#### What you have to do
Select from the records below every line that has the word "name" in it.

#### Supplied data
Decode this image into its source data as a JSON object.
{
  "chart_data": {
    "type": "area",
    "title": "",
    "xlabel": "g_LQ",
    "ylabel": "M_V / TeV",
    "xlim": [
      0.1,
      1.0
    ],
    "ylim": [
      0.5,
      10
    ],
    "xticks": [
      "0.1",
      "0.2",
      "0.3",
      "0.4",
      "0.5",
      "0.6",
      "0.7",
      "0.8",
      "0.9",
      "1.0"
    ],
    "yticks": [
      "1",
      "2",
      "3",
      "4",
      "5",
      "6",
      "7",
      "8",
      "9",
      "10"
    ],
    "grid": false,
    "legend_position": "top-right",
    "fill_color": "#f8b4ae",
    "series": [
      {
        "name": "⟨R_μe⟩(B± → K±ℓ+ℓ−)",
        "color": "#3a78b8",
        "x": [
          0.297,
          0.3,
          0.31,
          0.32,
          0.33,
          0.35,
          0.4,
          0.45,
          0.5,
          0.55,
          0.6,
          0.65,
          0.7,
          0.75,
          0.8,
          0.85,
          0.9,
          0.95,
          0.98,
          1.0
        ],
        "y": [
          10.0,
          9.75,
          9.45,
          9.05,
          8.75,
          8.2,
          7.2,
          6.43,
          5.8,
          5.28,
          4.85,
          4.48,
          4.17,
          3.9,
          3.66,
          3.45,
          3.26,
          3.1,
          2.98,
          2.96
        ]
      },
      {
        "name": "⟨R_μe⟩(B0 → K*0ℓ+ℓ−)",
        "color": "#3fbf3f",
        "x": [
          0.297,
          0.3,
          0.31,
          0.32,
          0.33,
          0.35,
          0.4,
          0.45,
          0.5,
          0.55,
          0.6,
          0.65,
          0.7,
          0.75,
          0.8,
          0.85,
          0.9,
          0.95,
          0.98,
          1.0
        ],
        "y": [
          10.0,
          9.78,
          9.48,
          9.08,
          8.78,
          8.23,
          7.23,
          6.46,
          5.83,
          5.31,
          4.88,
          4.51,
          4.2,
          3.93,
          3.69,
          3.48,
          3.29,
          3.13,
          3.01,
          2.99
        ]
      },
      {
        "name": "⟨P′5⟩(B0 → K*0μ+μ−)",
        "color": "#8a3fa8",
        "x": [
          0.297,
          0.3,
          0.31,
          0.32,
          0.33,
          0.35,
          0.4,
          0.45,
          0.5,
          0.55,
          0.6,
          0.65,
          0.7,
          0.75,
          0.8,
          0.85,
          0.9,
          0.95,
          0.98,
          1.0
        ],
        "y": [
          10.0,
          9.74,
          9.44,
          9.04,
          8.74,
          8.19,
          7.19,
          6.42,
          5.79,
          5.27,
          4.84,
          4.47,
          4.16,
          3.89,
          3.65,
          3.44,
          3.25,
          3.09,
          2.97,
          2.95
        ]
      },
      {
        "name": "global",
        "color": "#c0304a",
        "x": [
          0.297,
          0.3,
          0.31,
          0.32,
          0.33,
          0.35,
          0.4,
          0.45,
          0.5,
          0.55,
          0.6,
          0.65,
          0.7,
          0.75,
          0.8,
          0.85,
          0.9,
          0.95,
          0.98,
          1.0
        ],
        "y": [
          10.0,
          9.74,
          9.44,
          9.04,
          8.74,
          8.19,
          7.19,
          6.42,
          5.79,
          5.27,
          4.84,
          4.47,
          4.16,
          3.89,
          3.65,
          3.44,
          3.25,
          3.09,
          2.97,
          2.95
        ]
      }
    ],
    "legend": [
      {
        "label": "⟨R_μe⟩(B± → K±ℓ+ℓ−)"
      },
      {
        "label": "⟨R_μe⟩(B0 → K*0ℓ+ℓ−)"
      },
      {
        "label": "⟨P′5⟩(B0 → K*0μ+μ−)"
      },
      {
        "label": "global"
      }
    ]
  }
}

#### Output of the task
        "name": "⟨R_μe⟩(B± → K±ℓ+ℓ−)",
        "name": "⟨R_μe⟩(B0 → K*0ℓ+ℓ−)",
        "name": "⟨P′5⟩(B0 → K*0μ+μ−)",
        "name": "global",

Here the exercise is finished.